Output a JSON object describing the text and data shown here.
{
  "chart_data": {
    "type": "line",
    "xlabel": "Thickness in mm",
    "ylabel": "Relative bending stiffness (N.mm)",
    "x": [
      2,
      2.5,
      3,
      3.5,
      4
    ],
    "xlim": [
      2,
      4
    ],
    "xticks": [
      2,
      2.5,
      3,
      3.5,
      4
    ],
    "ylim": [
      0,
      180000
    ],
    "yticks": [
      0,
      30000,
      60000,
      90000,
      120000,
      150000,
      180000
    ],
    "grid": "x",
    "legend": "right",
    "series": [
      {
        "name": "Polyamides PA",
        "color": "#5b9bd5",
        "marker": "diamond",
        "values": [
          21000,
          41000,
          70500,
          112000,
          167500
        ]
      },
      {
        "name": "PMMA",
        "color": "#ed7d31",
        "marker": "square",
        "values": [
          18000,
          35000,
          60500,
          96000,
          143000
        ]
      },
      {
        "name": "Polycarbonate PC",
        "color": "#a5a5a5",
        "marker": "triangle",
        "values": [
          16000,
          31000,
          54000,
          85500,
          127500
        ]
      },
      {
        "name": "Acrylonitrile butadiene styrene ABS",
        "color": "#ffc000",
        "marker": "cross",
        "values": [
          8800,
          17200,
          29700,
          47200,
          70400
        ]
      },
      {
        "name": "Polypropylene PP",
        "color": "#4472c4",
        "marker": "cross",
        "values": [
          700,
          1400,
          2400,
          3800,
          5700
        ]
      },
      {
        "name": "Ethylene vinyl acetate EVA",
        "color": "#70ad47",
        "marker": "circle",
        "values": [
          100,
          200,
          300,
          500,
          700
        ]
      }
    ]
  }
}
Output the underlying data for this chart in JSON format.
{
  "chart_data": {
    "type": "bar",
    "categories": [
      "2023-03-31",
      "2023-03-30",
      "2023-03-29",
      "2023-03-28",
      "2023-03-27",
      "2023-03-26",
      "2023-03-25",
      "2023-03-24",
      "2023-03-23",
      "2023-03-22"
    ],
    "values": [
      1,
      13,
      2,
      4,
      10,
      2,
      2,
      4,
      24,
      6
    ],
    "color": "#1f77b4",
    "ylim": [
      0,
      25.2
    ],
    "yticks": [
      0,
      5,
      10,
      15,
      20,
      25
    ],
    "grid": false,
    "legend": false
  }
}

# SET EXERCISE
Reproduce the complete data exactly as presented above.

# PROBLEM SOLUTION
Output a JSON object describing the text and data shown here.
{
  "chart_data": {
    "type": "line",
    "xlabel": "Thickness in mm",
    "ylabel": "Relative bending stiffness (N.mm)",
    "x": [
      2,
      2.5,
      3,
      3.5,
      4
    ],
    "xlim": [
      2,
      4
    ],
    "xticks": [
      2,
      2.5,
      3,
      3.5,
      4
    ],
    "ylim": [
      0,
      180000
    ],
    "yticks": [
      0,
      30000,
      60000,
      90000,
      120000,
      150000,
      180000
    ],
    "grid": "x",
    "legend": "right",
    "series": [
      {
        "name": "Polyamides PA",
        "color": "#5b9bd5",
        "marker": "diamond",
        "values": [
          21000,
          41000,
          70500,
          112000,
          167500
        ]
      },
      {
        "name": "PMMA",
        "color": "#ed7d31",
        "marker": "square",
        "values": [
          18000,
          35000,
          60500,
          96000,
          143000
        ]
      },
      {
        "name": "Polycarbonate PC",
        "color": "#a5a5a5",
        "marker": "triangle",
        "values": [
          16000,
          31000,
          54000,
          85500,
          127500
        ]
      },
      {
        "name": "Acrylonitrile butadiene styrene ABS",
        "color": "#ffc000",
        "marker": "cross",
        "values": [
          8800,
          17200,
          29700,
          47200,
          70400
        ]
      },
      {
        "name": "Polypropylene PP",
        "color": "#4472c4",
        "marker": "cross",
        "values": [
          700,
          1400,
          2400,
          3800,
          5700
        ]
      },
      {
        "name": "Ethylene vinyl acetate EVA",
        "color": "#70ad47",
        "marker": "circle",
        "values": [
          100,
          200,
          300,
          500,
          700
        ]
      }
    ]
  }
}
Output the underlying data for this chart in JSON format.
{
  "chart_data": {
    "type": "bar",
    "categories": [
      "2023-03-31",
      "2023-03-30",
      "2023-03-29",
      "2023-03-28",
      "2023-03-27",
      "2023-03-26",
      "2023-03-25",
      "2023-03-24",
      "2023-03-23",
      "2023-03-22"
    ],
    "values": [
      1,
      13,
      2,
      4,
      10,
      2,
      2,
      4,
      24,
      6
    ],
    "color": "#1f77b4",
    "ylim": [
      0,
      25.2
    ],
    "yticks": [
      0,
      5,
      10,
      15,
      20,
      25
    ],
    "grid": false,
    "legend": false
  }
}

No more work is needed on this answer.